* GOAL OF THE EXERCISE *
Copy out the records without changes, starting at the line that contains "Localize all elements." and ending at the line that contains "244, 772, 285]". Leave out the pictures.

— START —

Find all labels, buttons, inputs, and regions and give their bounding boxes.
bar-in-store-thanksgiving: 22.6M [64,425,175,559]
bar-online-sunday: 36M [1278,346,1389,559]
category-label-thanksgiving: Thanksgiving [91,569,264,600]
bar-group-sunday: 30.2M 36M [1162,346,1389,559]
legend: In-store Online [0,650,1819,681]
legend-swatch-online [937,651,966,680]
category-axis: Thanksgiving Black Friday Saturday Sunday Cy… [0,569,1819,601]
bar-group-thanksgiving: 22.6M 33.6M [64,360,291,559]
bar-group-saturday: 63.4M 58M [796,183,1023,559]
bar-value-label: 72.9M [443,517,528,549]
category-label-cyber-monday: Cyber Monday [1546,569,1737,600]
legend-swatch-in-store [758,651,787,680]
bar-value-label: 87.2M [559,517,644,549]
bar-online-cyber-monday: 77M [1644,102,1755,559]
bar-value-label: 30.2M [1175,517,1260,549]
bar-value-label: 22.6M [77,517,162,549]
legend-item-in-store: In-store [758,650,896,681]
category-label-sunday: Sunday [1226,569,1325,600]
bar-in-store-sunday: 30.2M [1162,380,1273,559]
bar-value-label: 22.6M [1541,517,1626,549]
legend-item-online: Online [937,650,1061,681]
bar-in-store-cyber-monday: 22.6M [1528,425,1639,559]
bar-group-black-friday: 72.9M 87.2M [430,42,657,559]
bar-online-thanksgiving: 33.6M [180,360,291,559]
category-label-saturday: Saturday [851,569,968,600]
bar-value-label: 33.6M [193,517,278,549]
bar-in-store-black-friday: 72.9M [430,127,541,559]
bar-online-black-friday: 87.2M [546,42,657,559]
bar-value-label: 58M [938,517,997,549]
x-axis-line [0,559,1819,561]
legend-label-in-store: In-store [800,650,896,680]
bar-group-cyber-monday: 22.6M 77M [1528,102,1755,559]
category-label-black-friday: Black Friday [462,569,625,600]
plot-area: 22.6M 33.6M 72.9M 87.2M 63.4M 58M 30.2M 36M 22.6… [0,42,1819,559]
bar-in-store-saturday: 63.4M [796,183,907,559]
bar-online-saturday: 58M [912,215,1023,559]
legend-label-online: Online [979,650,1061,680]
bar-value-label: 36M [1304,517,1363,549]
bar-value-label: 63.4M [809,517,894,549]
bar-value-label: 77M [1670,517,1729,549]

— END —
— START —

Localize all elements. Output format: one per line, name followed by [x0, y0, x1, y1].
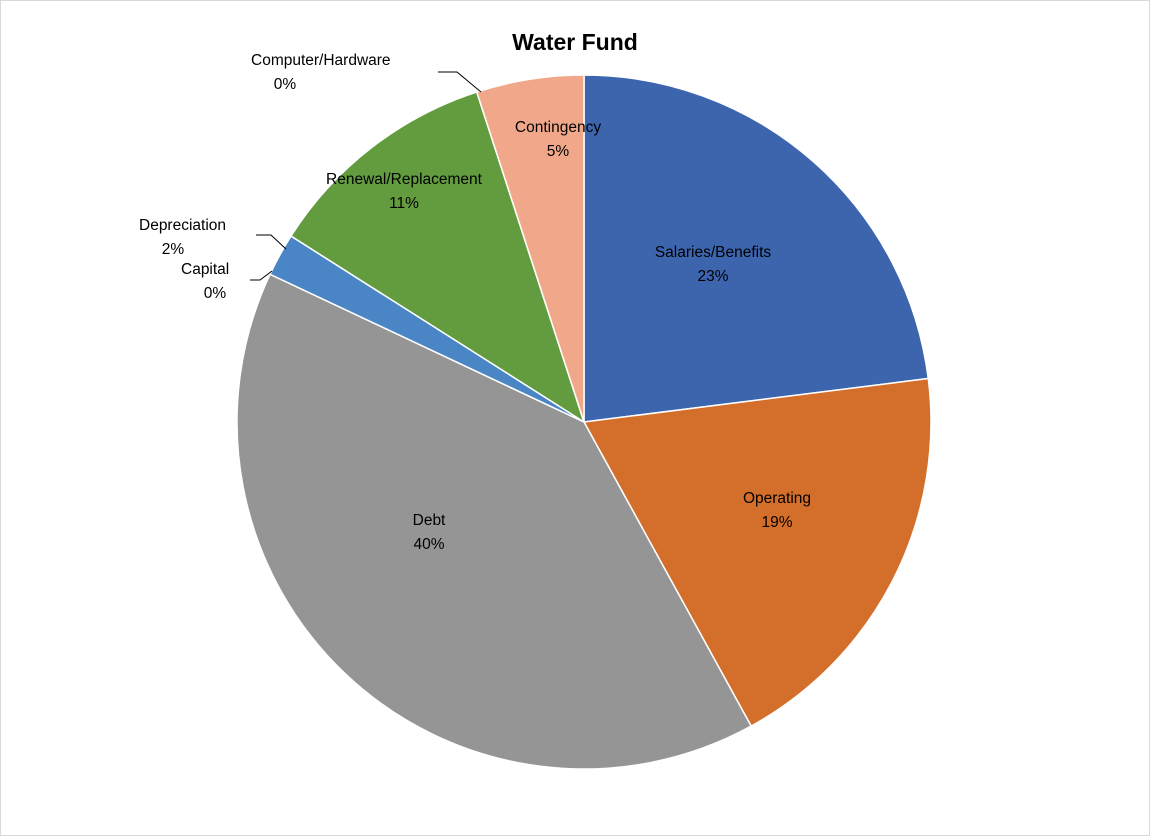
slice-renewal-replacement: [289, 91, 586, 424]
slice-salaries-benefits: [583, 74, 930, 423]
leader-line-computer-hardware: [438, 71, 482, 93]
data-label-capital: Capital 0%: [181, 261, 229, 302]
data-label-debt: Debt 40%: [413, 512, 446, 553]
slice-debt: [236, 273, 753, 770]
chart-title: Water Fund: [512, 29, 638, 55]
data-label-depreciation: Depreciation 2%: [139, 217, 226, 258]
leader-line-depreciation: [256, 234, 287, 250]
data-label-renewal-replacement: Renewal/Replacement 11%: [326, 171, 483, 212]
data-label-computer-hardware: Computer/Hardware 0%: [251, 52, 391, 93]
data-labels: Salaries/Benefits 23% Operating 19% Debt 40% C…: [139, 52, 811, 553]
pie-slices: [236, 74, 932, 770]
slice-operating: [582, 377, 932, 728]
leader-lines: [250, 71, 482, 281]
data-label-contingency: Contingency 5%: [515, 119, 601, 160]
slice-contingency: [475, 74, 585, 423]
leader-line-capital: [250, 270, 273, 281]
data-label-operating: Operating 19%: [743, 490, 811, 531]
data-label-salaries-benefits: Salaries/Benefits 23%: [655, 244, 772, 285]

— END —

* WRITTEN ANSWER *
Localize all elements. Output format: one per line, name followed by [x0, y0, x1, y1].
slice-renewal-replacement: [289, 91, 586, 424]
slice-salaries-benefits: [583, 74, 930, 423]
leader-line-computer-hardware: [438, 71, 482, 93]
data-label-capital: Capital 0%: [181, 261, 229, 302]
data-label-debt: Debt 40%: [413, 512, 446, 553]
slice-debt: [236, 273, 753, 770]
chart-title: Water Fund: [512, 29, 638, 55]
data-label-depreciation: Depreciation 2%: [139, 217, 226, 258]
leader-line-depreciation: [256, 234, 287, 250]
data-label-renewal-replacement: Renewal/Replacement 11%: [326, 171, 483, 212]
data-label-computer-hardware: Computer/Hardware 0%: [251, 52, 391, 93]
data-labels: Salaries/Benefits 23% Operating 19% Debt 40% C…: [139, 52, 811, 553]
pie-slices: [236, 74, 932, 770]
slice-operating: [582, 377, 932, 728]
leader-lines: [250, 71, 482, 281]
data-label-contingency: Contingency 5%: [515, 119, 601, 160]
slice-contingency: [475, 74, 585, 423]
leader-line-capital: [250, 270, 273, 281]
data-label-operating: Operating 19%: [743, 490, 811, 531]
data-label-salaries-benefits: Salaries/Benefits 23%: [655, 244, 772, 285]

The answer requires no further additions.